RECORDS SHOWN.
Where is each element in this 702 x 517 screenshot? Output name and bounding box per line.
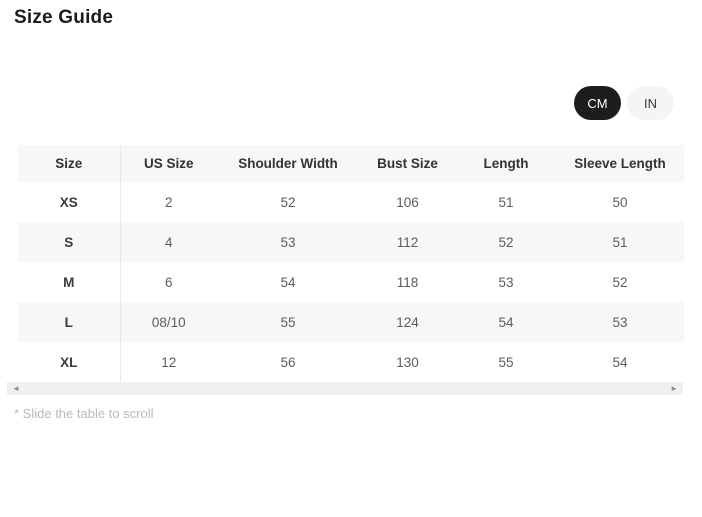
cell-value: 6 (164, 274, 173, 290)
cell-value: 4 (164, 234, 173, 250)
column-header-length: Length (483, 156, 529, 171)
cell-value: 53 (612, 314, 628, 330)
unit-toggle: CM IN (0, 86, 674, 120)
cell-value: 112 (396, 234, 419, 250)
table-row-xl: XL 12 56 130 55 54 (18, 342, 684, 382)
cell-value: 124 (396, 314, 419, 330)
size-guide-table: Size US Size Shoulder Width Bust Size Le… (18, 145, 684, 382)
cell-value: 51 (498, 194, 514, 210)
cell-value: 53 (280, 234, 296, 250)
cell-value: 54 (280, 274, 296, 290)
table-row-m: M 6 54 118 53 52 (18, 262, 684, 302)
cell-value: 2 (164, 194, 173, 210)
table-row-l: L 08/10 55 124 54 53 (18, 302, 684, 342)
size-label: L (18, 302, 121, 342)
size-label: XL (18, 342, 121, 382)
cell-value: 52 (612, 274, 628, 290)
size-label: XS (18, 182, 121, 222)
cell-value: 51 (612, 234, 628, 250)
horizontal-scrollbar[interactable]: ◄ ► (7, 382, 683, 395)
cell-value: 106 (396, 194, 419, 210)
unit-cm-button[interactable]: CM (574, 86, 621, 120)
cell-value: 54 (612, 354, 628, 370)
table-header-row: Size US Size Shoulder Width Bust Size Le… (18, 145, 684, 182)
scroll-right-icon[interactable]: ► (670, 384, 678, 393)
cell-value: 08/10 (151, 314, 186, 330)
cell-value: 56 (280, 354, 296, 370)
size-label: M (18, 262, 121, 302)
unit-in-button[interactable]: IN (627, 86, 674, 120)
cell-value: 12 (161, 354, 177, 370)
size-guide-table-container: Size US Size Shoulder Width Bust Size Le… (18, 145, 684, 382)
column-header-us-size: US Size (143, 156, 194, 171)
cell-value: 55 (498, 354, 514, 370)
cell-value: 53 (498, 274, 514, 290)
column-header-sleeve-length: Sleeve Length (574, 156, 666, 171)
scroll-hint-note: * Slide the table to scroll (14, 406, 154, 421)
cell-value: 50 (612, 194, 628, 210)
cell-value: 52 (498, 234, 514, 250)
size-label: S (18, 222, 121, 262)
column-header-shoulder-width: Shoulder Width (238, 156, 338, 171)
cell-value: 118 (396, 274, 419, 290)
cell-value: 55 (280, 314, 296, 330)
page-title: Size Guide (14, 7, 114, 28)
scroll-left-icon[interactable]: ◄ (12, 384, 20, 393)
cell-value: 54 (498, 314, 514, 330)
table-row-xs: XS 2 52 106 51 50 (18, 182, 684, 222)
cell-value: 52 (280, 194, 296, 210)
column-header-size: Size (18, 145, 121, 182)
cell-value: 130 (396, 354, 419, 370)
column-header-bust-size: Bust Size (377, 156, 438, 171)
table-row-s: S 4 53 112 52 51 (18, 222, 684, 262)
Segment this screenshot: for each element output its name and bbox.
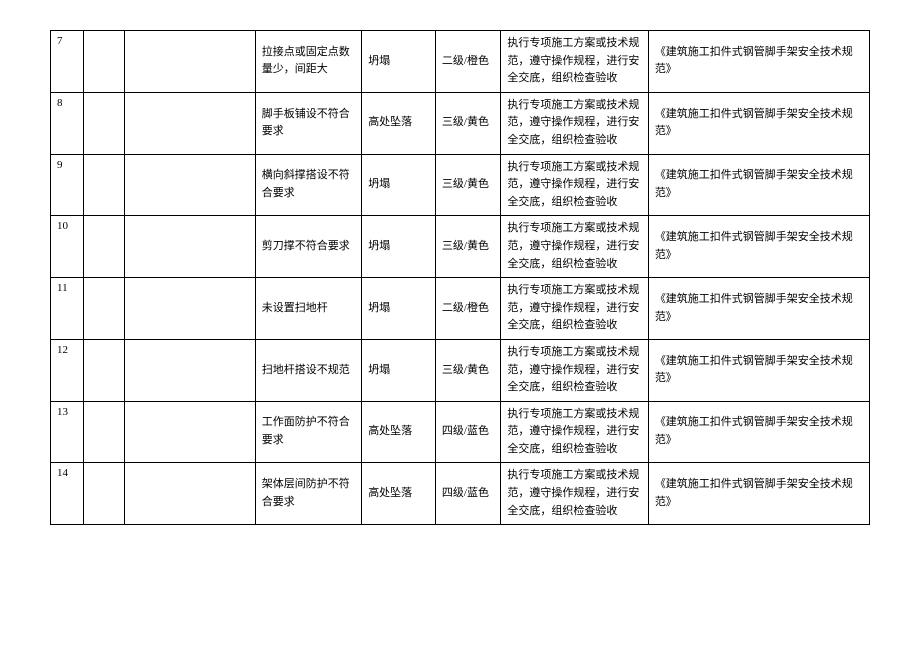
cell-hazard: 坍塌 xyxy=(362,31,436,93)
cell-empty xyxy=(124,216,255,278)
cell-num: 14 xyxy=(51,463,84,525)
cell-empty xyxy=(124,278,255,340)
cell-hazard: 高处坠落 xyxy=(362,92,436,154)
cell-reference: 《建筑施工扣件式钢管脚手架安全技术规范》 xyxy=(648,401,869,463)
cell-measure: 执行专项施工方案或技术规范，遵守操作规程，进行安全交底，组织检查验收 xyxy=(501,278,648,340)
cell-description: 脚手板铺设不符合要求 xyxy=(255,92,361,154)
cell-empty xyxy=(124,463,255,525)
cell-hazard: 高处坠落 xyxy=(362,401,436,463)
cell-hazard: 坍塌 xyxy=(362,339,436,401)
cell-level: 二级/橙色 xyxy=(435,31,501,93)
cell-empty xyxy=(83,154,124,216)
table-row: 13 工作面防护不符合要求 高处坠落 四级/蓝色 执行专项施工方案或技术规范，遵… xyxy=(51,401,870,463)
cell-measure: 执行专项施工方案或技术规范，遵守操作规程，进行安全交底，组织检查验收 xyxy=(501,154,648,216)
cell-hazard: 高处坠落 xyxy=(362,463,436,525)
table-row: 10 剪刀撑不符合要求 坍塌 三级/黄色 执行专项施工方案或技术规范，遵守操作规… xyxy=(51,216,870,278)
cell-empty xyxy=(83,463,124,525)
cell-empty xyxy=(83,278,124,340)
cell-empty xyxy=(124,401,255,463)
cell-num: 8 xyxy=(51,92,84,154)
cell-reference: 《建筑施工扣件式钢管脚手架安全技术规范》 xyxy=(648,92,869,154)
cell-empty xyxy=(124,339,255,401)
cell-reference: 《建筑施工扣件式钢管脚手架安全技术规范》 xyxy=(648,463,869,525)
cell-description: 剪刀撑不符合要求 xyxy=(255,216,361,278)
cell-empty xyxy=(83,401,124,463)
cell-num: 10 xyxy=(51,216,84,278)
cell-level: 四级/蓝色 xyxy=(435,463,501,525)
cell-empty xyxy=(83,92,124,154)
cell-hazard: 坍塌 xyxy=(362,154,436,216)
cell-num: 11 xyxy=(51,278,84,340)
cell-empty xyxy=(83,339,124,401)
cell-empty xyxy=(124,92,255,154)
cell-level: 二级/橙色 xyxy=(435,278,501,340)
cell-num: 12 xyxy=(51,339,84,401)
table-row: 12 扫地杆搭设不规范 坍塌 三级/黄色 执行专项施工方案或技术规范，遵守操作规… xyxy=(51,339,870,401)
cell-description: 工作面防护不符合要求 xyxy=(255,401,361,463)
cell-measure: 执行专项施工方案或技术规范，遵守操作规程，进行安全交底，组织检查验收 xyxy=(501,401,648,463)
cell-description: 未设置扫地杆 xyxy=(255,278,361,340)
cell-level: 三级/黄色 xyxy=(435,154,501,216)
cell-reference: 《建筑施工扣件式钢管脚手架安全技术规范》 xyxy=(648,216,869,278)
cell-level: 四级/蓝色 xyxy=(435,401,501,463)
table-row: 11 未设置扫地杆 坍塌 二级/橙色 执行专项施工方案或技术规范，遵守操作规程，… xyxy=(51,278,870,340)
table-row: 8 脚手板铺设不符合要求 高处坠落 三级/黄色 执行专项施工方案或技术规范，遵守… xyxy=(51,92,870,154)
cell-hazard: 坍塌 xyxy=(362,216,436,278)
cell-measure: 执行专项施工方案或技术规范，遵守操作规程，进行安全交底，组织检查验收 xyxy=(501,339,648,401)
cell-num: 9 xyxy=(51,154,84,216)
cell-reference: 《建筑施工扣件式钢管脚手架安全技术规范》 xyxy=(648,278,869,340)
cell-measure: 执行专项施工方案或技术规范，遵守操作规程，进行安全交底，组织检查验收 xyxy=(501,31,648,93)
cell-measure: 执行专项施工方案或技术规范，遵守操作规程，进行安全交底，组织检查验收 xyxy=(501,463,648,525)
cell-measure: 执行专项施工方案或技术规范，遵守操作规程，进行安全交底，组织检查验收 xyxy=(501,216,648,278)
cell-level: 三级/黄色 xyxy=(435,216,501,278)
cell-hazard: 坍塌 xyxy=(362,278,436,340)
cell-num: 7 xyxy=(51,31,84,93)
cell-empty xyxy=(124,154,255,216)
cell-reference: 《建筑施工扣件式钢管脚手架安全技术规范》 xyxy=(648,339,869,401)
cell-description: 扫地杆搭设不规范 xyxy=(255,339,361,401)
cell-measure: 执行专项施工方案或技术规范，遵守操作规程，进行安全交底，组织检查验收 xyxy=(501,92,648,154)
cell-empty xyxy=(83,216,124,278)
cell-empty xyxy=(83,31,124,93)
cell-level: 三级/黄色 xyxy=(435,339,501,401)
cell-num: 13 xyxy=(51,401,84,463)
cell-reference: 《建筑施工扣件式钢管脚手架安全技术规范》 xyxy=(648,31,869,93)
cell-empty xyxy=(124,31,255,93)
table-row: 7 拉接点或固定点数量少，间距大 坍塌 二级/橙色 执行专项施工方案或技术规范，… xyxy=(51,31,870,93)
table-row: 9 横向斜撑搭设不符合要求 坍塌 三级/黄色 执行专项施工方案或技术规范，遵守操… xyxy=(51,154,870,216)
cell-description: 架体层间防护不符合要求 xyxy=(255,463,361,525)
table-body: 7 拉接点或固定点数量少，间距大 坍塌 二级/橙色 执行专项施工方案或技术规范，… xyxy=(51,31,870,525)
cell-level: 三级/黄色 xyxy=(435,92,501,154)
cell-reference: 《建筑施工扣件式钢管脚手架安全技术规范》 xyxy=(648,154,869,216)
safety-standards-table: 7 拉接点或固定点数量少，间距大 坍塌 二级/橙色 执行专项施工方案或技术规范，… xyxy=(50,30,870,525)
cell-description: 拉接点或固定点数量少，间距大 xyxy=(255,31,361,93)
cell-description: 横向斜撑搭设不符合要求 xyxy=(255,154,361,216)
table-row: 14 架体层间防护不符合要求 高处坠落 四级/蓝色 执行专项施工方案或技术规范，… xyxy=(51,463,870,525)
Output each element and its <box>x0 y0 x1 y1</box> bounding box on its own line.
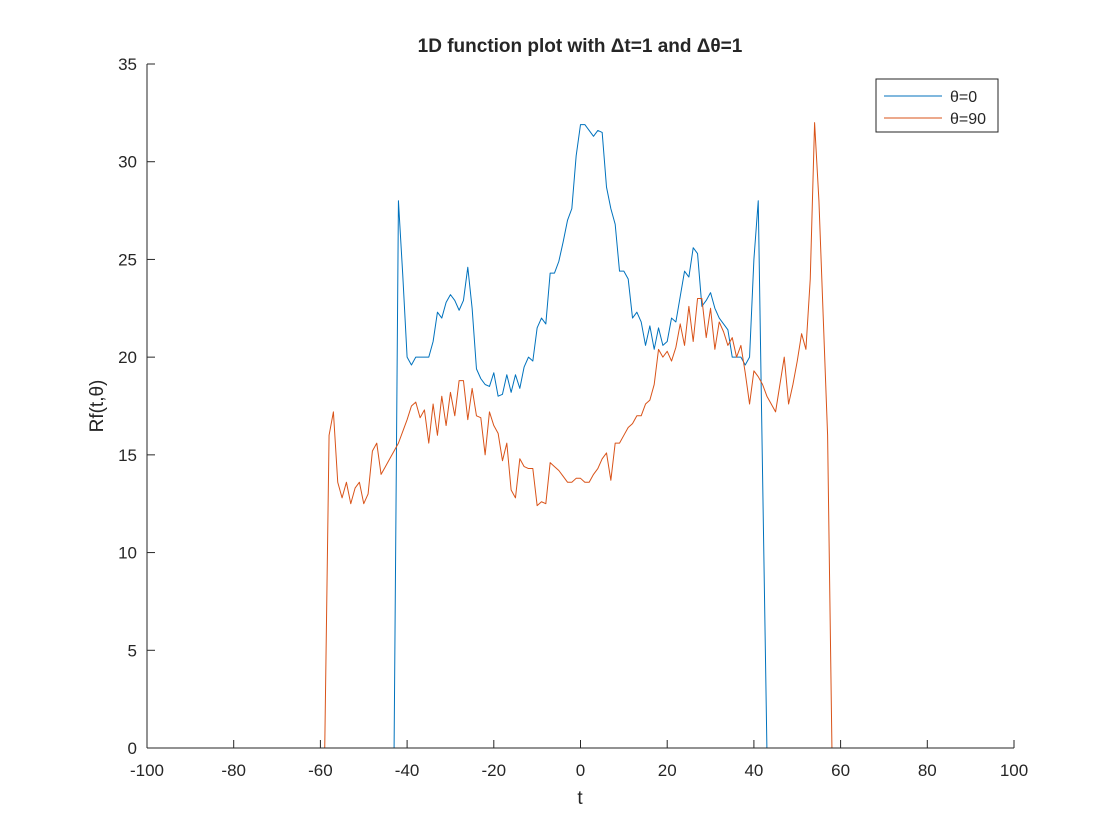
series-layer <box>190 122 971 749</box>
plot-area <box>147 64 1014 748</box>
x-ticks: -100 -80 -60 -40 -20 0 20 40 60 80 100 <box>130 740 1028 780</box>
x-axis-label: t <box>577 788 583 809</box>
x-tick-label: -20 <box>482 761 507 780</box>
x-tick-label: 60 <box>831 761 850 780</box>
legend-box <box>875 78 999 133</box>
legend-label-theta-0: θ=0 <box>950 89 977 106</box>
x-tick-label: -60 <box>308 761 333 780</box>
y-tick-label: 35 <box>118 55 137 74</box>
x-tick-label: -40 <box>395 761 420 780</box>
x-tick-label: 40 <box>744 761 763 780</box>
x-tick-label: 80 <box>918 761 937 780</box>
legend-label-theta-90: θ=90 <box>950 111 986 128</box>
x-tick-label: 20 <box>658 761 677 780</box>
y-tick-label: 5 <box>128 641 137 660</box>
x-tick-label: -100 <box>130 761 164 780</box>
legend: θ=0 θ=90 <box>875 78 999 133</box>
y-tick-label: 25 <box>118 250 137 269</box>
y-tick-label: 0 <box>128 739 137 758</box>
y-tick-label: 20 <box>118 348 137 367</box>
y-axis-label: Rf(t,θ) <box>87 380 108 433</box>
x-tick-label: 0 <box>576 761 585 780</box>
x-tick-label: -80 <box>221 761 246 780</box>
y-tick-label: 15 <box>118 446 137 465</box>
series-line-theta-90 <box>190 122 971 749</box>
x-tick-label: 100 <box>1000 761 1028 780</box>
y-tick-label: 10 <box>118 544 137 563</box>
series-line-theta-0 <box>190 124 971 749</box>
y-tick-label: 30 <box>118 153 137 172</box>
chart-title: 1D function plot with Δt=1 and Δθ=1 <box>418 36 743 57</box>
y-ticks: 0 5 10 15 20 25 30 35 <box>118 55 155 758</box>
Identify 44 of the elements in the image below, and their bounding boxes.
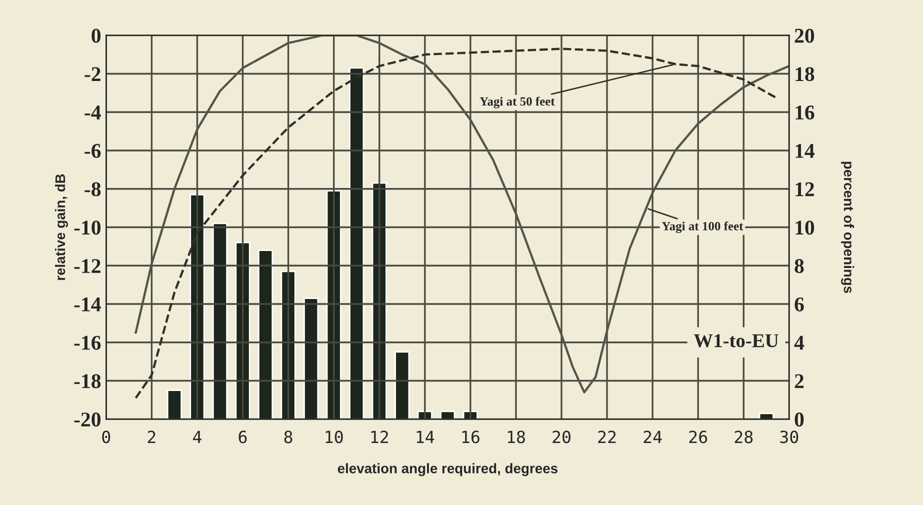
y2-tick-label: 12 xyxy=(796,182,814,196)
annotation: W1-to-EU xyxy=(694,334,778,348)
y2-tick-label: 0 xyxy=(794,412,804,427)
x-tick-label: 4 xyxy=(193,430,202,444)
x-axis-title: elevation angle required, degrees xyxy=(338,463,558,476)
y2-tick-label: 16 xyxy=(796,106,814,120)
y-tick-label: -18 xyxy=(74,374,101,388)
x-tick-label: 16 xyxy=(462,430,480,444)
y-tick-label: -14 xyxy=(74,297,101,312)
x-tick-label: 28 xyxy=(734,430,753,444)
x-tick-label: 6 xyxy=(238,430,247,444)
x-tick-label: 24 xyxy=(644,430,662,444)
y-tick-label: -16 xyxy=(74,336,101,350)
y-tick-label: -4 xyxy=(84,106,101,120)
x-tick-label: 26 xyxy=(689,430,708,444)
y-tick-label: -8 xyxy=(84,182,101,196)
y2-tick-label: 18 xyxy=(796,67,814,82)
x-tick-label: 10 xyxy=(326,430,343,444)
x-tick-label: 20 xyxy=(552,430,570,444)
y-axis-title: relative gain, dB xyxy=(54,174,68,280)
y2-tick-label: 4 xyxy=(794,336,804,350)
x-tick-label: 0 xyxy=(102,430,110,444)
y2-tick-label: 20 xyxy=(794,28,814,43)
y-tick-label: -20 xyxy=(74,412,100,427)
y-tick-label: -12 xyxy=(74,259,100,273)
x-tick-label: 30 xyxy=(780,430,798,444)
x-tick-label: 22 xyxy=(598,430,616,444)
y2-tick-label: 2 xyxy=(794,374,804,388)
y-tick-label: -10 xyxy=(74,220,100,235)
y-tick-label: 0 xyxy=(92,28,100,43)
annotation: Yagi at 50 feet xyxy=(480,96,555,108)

WHAT THE EXERCISE ASKS. Set down, unchanged, the lines of the material from the line with "series-layer <box>190 122 971 749</box>" to the line with "y-tick-label: 25 <box>118 250 137 269</box>", both included.

ANSWER TO THIS PROBLEM.
series-layer <box>190 122 971 749</box>
plot-area <box>147 64 1014 748</box>
x-ticks: -100 -80 -60 -40 -20 0 20 40 60 80 100 <box>130 740 1028 780</box>
x-axis-label: t <box>577 788 583 809</box>
x-tick-label: -20 <box>482 761 507 780</box>
x-tick-label: 60 <box>831 761 850 780</box>
legend-box <box>875 78 999 133</box>
legend-label-theta-0: θ=0 <box>950 89 977 106</box>
x-tick-label: -60 <box>308 761 333 780</box>
y-tick-label: 35 <box>118 55 137 74</box>
x-tick-label: -40 <box>395 761 420 780</box>
x-tick-label: 40 <box>744 761 763 780</box>
x-tick-label: 80 <box>918 761 937 780</box>
legend-label-theta-90: θ=90 <box>950 111 986 128</box>
x-tick-label: 20 <box>658 761 677 780</box>
y-tick-label: 5 <box>128 641 137 660</box>
x-tick-label: -100 <box>130 761 164 780</box>
legend: θ=0 θ=90 <box>875 78 999 133</box>
y-tick-label: 25 <box>118 250 137 269</box>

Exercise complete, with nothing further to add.